• What the exercise asks
Give a verbatim copy of the lines below, minus the pictures.

• Records for processing

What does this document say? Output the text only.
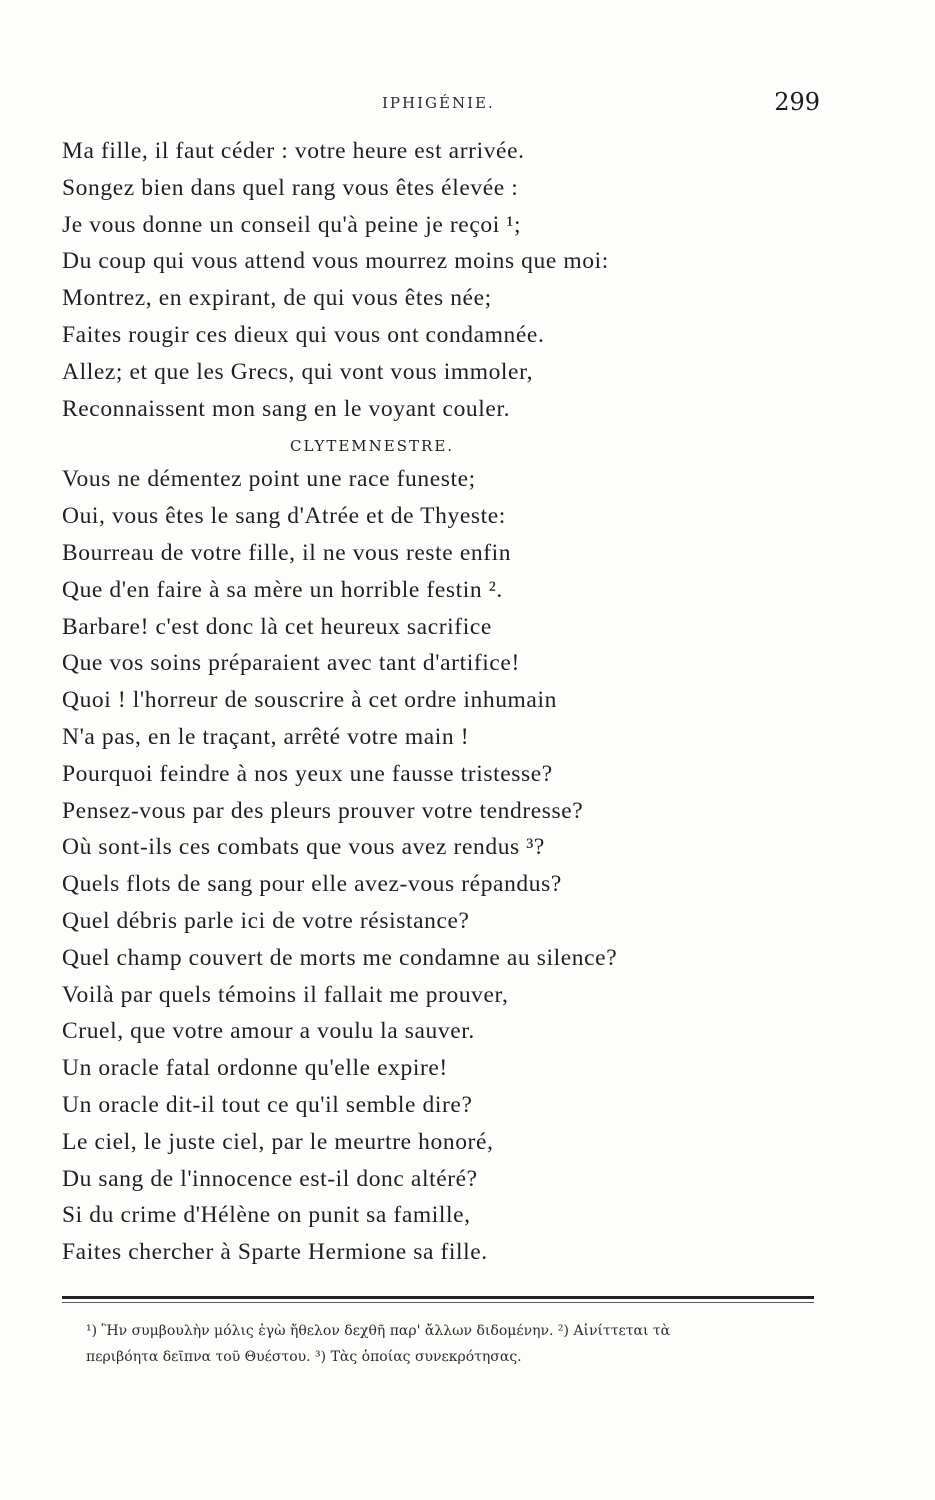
IPHIGÉNIE.	299
Ma fille, il faut céder : votre heure est arrivée.
Songez bien dans quel rang vous êtes élevée :
Je vous donne un conseil qu'à peine je reçoi ¹;
Du coup qui vous attend vous mourrez moins que moi:
Montrez, en expirant, de qui vous êtes née;
Faites rougir ces dieux qui vous ont condamnée.
Allez; et que les Grecs, qui vont vous immoler,
Reconnaissent mon sang en le voyant couler.
CLYTEMNESTRE.
Vous ne démentez point une race funeste;
Oui, vous êtes le sang d'Atrée et de Thyeste:
Bourreau de votre fille, il ne vous reste enfin
Que d'en faire à sa mère un horrible festin ².
Barbare! c'est donc là cet heureux sacrifice
Que vos soins préparaient avec tant d'artifice!
Quoi ! l'horreur de souscrire à cet ordre inhumain
N'a pas, en le traçant, arrêté votre main !
Pourquoi feindre à nos yeux une fausse tristesse?
Pensez-vous par des pleurs prouver votre tendresse?
Où sont-ils ces combats que vous avez rendus ³?
Quels flots de sang pour elle avez-vous répandus?
Quel débris parle ici de votre résistance?
Quel champ couvert de morts me condamne au silence?
Voilà par quels témoins il fallait me prouver,
Cruel, que votre amour a voulu la sauver.
Un oracle fatal ordonne qu'elle expire!
Un oracle dit-il tout ce qu'il semble dire?
Le ciel, le juste ciel, par le meurtre honoré,
Du sang de l'innocence est-il donc altéré?
Si du crime d'Hélène on punit sa famille,
Faites chercher à Sparte Hermione sa fille.
¹) Ἣν συμβουλὴν μόλις ἐγὼ ἤθελον δεχθῆ παρ' ἄλλων διδομένην. ²) Αἰνίττεται τὰ
περιβόητα δεῖπνα τοῦ Θυέστου. ³) Τὰς ὁποίας συνεκρότησας.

• Written answer
What does this document say? Output the text only.
IPHIGÉNIE.	299
Ma fille, il faut céder : votre heure est arrivée.
Songez bien dans quel rang vous êtes élevée :
Je vous donne un conseil qu'à peine je reçoi ¹;
Du coup qui vous attend vous mourrez moins que moi:
Montrez, en expirant, de qui vous êtes née;
Faites rougir ces dieux qui vous ont condamnée.
Allez; et que les Grecs, qui vont vous immoler,
Reconnaissent mon sang en le voyant couler.
CLYTEMNESTRE.
Vous ne démentez point une race funeste;
Oui, vous êtes le sang d'Atrée et de Thyeste:
Bourreau de votre fille, il ne vous reste enfin
Que d'en faire à sa mère un horrible festin ².
Barbare! c'est donc là cet heureux sacrifice
Que vos soins préparaient avec tant d'artifice!
Quoi ! l'horreur de souscrire à cet ordre inhumain
N'a pas, en le traçant, arrêté votre main !
Pourquoi feindre à nos yeux une fausse tristesse?
Pensez-vous par des pleurs prouver votre tendresse?
Où sont-ils ces combats que vous avez rendus ³?
Quels flots de sang pour elle avez-vous répandus?
Quel débris parle ici de votre résistance?
Quel champ couvert de morts me condamne au silence?
Voilà par quels témoins il fallait me prouver,
Cruel, que votre amour a voulu la sauver.
Un oracle fatal ordonne qu'elle expire!
Un oracle dit-il tout ce qu'il semble dire?
Le ciel, le juste ciel, par le meurtre honoré,
Du sang de l'innocence est-il donc altéré?
Si du crime d'Hélène on punit sa famille,
Faites chercher à Sparte Hermione sa fille.
¹) Ἣν συμβουλὴν μόλις ἐγὼ ἤθελον δεχθῆ παρ' ἄλλων διδομένην. ²) Αἰνίττεται τὰ
περιβόητα δεῖπνα τοῦ Θυέστου. ³) Τὰς ὁποίας συνεκρότησας.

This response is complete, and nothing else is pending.